In your copy, set down the entries exactly and exclude the pictures.

═══ INPUT MATERIAL ═══

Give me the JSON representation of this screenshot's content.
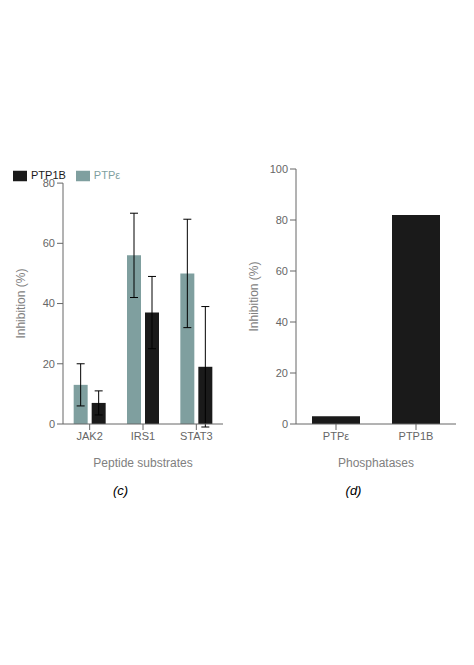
{
  "chart_data": [
    {
      "type": "bar",
      "categories": [
        "JAK2",
        "IRS1",
        "STAT3"
      ],
      "series": [
        {
          "name": "PTPε",
          "color": "#7f9f9f",
          "values": [
            13,
            56,
            50
          ],
          "errors": [
            7,
            14,
            18
          ]
        },
        {
          "name": "PTP1B",
          "color": "#1a1a1a",
          "values": [
            7,
            37,
            19
          ],
          "errors": [
            4,
            12,
            20
          ]
        }
      ],
      "xlabel": "Peptide substrates",
      "ylabel": "Inhibition (%)",
      "ylim": [
        0,
        80
      ],
      "yticks": [
        0,
        20,
        40,
        60,
        80
      ],
      "grid": false,
      "legend": "upper left",
      "annotations": [
        "(c)"
      ]
    },
    {
      "type": "bar",
      "categories": [
        "PTPε",
        "PTP1B"
      ],
      "values": [
        3,
        82
      ],
      "color": "#1a1a1a",
      "xlabel": "Phosphatases",
      "ylabel": "Inhibition (%)",
      "ylim": [
        0,
        100
      ],
      "yticks": [
        0,
        20,
        40,
        60,
        80,
        100
      ],
      "grid": false,
      "annotations": [
        "(d)"
      ]
    }
  ]
}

═══

## RESPONSE FOR THIS EXERCISE
Give me the JSON representation of this screenshot's content.
{
  "chart_data": [
    {
      "type": "bar",
      "categories": [
        "JAK2",
        "IRS1",
        "STAT3"
      ],
      "series": [
        {
          "name": "PTPε",
          "color": "#7f9f9f",
          "values": [
            13,
            56,
            50
          ],
          "errors": [
            7,
            14,
            18
          ]
        },
        {
          "name": "PTP1B",
          "color": "#1a1a1a",
          "values": [
            7,
            37,
            19
          ],
          "errors": [
            4,
            12,
            20
          ]
        }
      ],
      "xlabel": "Peptide substrates",
      "ylabel": "Inhibition (%)",
      "ylim": [
        0,
        80
      ],
      "yticks": [
        0,
        20,
        40,
        60,
        80
      ],
      "grid": false,
      "legend": "upper left",
      "annotations": [
        "(c)"
      ]
    },
    {
      "type": "bar",
      "categories": [
        "PTPε",
        "PTP1B"
      ],
      "values": [
        3,
        82
      ],
      "color": "#1a1a1a",
      "xlabel": "Phosphatases",
      "ylabel": "Inhibition (%)",
      "ylim": [
        0,
        100
      ],
      "yticks": [
        0,
        20,
        40,
        60,
        80,
        100
      ],
      "grid": false,
      "annotations": [
        "(d)"
      ]
    }
  ]
}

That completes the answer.